Requirements: Wherever the string "avanti" appears in a line, extract that line.

Records for the exercise:
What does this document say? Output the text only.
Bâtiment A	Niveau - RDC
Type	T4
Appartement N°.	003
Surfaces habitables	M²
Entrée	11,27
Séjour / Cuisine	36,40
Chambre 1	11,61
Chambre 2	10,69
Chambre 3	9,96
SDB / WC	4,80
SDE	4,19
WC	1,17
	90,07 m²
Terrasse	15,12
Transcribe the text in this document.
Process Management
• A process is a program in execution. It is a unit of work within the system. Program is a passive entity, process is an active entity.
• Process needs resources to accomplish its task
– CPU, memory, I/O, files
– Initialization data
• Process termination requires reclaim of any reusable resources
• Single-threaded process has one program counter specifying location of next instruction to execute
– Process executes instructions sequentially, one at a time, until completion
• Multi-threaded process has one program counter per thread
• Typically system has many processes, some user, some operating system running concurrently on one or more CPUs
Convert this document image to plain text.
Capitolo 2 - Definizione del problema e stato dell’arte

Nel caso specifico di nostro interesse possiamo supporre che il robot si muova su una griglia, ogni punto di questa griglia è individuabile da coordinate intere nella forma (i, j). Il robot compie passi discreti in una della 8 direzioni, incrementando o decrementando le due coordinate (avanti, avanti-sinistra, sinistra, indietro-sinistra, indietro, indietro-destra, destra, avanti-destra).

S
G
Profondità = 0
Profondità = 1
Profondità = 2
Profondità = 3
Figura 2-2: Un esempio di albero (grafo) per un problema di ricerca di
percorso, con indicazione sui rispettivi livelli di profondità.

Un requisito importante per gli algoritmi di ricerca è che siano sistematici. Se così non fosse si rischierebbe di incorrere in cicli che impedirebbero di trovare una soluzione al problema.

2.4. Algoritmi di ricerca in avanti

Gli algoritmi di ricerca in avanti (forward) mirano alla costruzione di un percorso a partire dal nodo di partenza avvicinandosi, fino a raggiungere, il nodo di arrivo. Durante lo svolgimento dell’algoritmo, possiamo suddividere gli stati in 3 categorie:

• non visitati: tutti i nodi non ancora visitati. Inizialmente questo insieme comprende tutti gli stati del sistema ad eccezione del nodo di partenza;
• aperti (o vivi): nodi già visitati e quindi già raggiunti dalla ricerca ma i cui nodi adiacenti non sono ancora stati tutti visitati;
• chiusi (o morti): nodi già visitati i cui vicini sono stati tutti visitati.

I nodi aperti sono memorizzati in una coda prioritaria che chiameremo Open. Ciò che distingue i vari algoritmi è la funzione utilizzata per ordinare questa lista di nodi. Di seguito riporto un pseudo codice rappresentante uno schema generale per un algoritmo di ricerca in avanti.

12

Right answer:
Nel caso specifico di nostro interesse possiamo supporre che il robot si muova su una griglia, ogni punto di questa griglia è individuabile da coordinate intere nella forma (i, j). Il robot compie passi discreti in una della 8 direzioni, incrementando o decrementando le due coordinate (avanti, avanti-sinistra, sinistra, indietro-sinistra, indietro, indietro-destra, destra, avanti-destra).
2.4. Algoritmi di ricerca in avanti
Gli algoritmi di ricerca in avanti (forward) mirano alla costruzione di un percorso a partire dal nodo di partenza avvicinandosi, fino a raggiungere, il nodo di arrivo. Durante lo svolgimento dell’algoritmo, possiamo suddividere gli stati in 3 categorie:
I nodi aperti sono memorizzati in una coda prioritaria che chiameremo Open. Ciò che distingue i vari algoritmi è la funzione utilizzata per ordinare questa lista di nodi. Di seguito riporto un pseudo codice rappresentante uno schema generale per un algoritmo di ricerca in avanti.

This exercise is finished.